Write out the complete material exactly as it stands.
============================================================
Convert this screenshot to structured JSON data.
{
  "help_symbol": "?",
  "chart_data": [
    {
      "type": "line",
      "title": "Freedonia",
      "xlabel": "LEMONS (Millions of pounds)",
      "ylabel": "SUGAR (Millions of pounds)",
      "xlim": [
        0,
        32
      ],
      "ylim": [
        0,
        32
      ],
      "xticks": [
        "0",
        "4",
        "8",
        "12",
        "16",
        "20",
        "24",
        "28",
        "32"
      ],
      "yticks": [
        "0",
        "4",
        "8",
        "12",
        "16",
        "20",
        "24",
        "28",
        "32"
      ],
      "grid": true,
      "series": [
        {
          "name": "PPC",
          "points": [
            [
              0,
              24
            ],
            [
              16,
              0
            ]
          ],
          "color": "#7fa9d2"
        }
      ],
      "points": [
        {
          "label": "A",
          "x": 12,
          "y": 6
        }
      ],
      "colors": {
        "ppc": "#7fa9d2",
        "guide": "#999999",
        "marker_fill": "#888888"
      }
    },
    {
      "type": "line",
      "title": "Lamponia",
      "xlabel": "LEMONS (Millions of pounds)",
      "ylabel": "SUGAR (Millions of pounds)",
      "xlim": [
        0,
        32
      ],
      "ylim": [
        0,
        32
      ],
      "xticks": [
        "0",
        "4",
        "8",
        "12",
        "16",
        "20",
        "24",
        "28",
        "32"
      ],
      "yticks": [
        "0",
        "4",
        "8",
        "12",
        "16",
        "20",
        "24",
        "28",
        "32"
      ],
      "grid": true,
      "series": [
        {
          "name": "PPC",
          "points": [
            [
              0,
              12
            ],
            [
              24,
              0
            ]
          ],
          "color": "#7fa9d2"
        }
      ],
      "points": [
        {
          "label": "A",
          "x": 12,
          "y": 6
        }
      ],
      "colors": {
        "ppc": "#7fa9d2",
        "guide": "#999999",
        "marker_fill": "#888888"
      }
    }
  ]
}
============================================================
--- Full response ---
Convert this screenshot to structured JSON data.
{
  "help_symbol": "?",
  "chart_data": [
    {
      "type": "line",
      "title": "Freedonia",
      "xlabel": "LEMONS (Millions of pounds)",
      "ylabel": "SUGAR (Millions of pounds)",
      "xlim": [
        0,
        32
      ],
      "ylim": [
        0,
        32
      ],
      "xticks": [
        "0",
        "4",
        "8",
        "12",
        "16",
        "20",
        "24",
        "28",
        "32"
      ],
      "yticks": [
        "0",
        "4",
        "8",
        "12",
        "16",
        "20",
        "24",
        "28",
        "32"
      ],
      "grid": true,
      "series": [
        {
          "name": "PPC",
          "points": [
            [
              0,
              24
            ],
            [
              16,
              0
            ]
          ],
          "color": "#7fa9d2"
        }
      ],
      "points": [
        {
          "label": "A",
          "x": 12,
          "y": 6
        }
      ],
      "colors": {
        "ppc": "#7fa9d2",
        "guide": "#999999",
        "marker_fill": "#888888"
      }
    },
    {
      "type": "line",
      "title": "Lamponia",
      "xlabel": "LEMONS (Millions of pounds)",
      "ylabel": "SUGAR (Millions of pounds)",
      "xlim": [
        0,
        32
      ],
      "ylim": [
        0,
        32
      ],
      "xticks": [
        "0",
        "4",
        "8",
        "12",
        "16",
        "20",
        "24",
        "28",
        "32"
      ],
      "yticks": [
        "0",
        "4",
        "8",
        "12",
        "16",
        "20",
        "24",
        "28",
        "32"
      ],
      "grid": true,
      "series": [
        {
          "name": "PPC",
          "points": [
            [
              0,
              12
            ],
            [
              24,
              0
            ]
          ],
          "color": "#7fa9d2"
        }
      ],
      "points": [
        {
          "label": "A",
          "x": 12,
          "y": 6
        }
      ],
      "colors": {
        "ppc": "#7fa9d2",
        "guide": "#999999",
        "marker_fill": "#888888"
      }
    }
  ]
}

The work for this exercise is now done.